### Exercise brief
Copy out every line in the entries below that includes "доходов".

# start of Data section

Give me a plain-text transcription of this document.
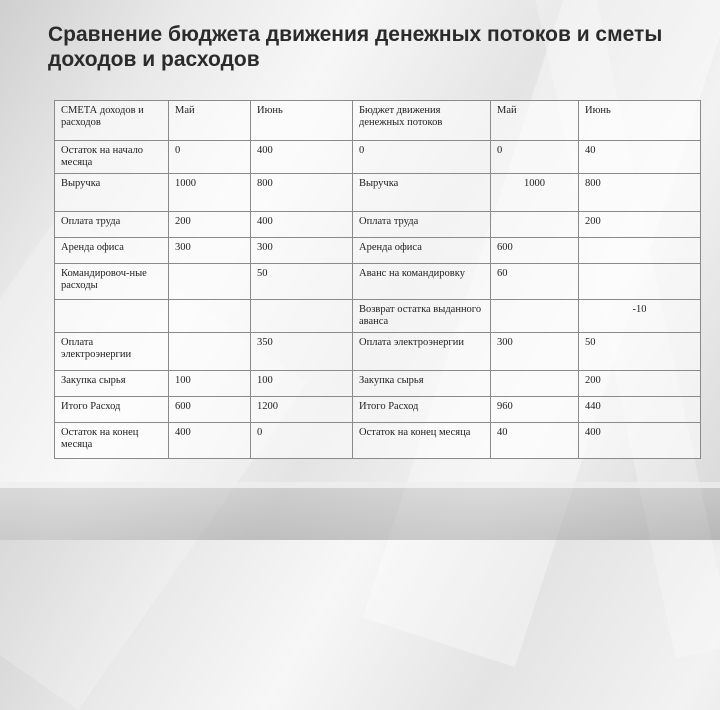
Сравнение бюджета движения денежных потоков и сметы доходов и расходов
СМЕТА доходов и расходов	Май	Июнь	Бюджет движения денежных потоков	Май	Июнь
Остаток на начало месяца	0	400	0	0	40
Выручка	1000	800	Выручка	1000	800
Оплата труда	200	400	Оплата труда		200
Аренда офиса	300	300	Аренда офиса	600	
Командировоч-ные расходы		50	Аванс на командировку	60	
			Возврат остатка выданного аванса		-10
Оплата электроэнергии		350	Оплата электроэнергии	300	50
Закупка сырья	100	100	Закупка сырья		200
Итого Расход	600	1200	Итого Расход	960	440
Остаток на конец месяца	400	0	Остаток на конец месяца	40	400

# end of Data section
# start of Data section

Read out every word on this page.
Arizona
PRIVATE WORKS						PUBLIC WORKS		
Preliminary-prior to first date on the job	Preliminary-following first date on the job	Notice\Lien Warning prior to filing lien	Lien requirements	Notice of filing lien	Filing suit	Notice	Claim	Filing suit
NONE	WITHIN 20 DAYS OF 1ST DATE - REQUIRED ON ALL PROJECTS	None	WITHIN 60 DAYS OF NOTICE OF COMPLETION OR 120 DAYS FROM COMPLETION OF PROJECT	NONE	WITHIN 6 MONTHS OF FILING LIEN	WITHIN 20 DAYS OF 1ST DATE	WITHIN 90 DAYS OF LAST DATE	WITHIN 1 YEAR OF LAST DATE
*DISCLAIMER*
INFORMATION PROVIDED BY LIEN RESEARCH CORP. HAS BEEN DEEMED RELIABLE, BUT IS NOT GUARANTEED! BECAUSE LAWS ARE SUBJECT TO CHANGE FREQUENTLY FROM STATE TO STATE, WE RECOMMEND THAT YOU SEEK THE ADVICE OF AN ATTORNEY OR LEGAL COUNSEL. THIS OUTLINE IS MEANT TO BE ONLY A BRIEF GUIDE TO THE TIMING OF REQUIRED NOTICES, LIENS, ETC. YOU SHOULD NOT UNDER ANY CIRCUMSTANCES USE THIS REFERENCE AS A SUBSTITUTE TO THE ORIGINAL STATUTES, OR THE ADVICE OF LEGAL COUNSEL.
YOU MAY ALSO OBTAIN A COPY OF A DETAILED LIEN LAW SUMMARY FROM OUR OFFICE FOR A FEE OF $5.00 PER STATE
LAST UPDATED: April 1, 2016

# end of Data section

### Response to the task
Сравнение бюджета движения денежных потоков и сметы доходов и расходов
СМЕТА доходов и расходов	Май	Июнь	Бюджет движения денежных потоков	Май	Июнь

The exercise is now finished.